The first problem with today’s order, then, is that it mixes up two things that are fundamentally different in character. Indeed, in no sense is this a “review” at all: the Court does not even attempt to point out “an error on the face of the record” in the original Sabarimala judgment that was ostensibly under review. But if this is actually a judgment about referral, then how did the writ petitioners short-circuit the entire process that exists for these cases, and land up directly before a five-judge bench in proceedings that everyone understood at the time to be proceedings in review?

That said, let us consider the substance of the order itself. In paragraph 3, the Court notes that issues surrounding the entry of women into religious spaces arise in respect of some pending cases before the Court, involving mosques and Parsi fire temples – and that there is also a pending case on the legality of female genital mutilation (FGM). In paragraph 4, the Court then observes: “it is time that this Court should evolve a judicial policy befitting to its plenary powers to do substantial and complete justice and for an authoritative enunciation of the constitutional principles by a larger bench of not less than seven judges … It is essential to adhere to judicial discipline and propriety when more than one petition is pending on the same, similar or overlapping issues in the same court for which all cases must proceed together.”

With respect, this is bizarre. What this appears to be is something wholly new, which we can perhaps define as an “anticipatory referral.” The Supreme Court is due to hear some cases that have overlapping issues. So before it hears those cases, a larger bench should decide those issues! But unless these different cases are all heard simultaneously, by different five-judge panels of the Court – which then throw up contradictory rulings – this has absolutely nothing to do with “judicial discipline and propriety” (in fact, some of the cases the Court mentions have not even been referred to larger benches!). Let us take a tangible example. Sabarimala was decided last year. Let’s say the next case to be heard is the Parsi Fire Temple case. To the extent that legal questions arise in the latter that have already been resolved in the former, the bench hearing the Fire Temple Case will be bound to follow them, unless it decides to refer the matter to a larger bench for resolution. That is how it has always worked. And there has never been a reason to depart from that practice – certainly not by ostensibly citing “judicial discipline and propriety”!

== Source data ==

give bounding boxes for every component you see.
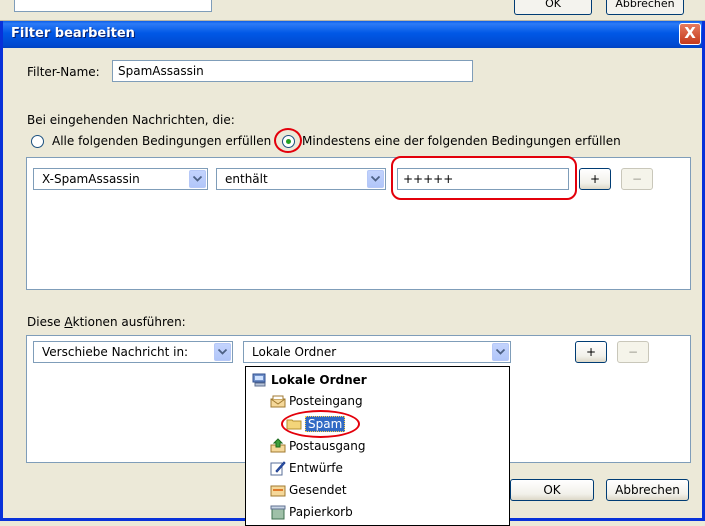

== What to work on ==
In the Sabarimala commentary, can you give the part that opens with the words "The first problem" and closes with "proceedings in review?" again, changing each "review" to "reconsideration"?

== The response ==
The first problem with today’s order, then, is that it mixes up two things that are fundamentally different in character. Indeed, in no sense is this a “reconsideration” at all: the Court does not even attempt to point out “an error on the face of the record” in the original Sabarimala judgment that was ostensibly under reconsideration. But if this is actually a judgment about referral, then how did the writ petitioners short-circuit the entire process that exists for these cases, and land up directly before a five-judge bench in proceedings that everyone understood at the time to be proceedings in reconsideration?